- _Task to carry out_
Check each line of the data for "English" and select those that have it.

- _Data section_

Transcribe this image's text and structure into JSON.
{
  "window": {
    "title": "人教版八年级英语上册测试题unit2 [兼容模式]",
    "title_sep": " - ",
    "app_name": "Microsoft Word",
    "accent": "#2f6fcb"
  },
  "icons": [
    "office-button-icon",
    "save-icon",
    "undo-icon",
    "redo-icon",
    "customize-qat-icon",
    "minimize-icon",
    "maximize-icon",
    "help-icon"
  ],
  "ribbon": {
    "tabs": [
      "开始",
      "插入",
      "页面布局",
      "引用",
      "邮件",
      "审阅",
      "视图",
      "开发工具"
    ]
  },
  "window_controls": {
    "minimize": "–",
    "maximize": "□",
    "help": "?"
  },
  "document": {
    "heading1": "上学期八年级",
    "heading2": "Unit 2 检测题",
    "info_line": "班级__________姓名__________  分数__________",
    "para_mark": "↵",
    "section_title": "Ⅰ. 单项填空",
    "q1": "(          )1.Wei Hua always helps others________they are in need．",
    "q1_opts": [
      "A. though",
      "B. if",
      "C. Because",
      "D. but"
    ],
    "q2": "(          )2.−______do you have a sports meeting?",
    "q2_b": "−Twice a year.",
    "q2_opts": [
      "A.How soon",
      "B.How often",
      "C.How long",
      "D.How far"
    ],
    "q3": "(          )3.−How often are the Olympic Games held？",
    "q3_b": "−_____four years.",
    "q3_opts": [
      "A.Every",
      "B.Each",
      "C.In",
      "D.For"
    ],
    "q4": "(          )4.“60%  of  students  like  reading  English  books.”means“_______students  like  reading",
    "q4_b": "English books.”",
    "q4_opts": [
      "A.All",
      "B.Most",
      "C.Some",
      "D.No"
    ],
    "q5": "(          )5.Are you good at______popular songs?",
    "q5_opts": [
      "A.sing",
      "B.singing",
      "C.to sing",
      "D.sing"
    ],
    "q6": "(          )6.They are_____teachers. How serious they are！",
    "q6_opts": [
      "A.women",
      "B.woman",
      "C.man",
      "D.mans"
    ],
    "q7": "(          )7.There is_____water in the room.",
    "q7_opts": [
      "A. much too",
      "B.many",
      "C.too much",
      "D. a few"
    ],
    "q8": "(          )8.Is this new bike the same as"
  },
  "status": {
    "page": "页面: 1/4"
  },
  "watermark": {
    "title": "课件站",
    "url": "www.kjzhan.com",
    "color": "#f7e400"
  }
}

- _In response_
    "q4": "(          )4.“60%  of  students  like  reading  English  books.”means“_______students  like  reading",
    "q4_b": "English books.”",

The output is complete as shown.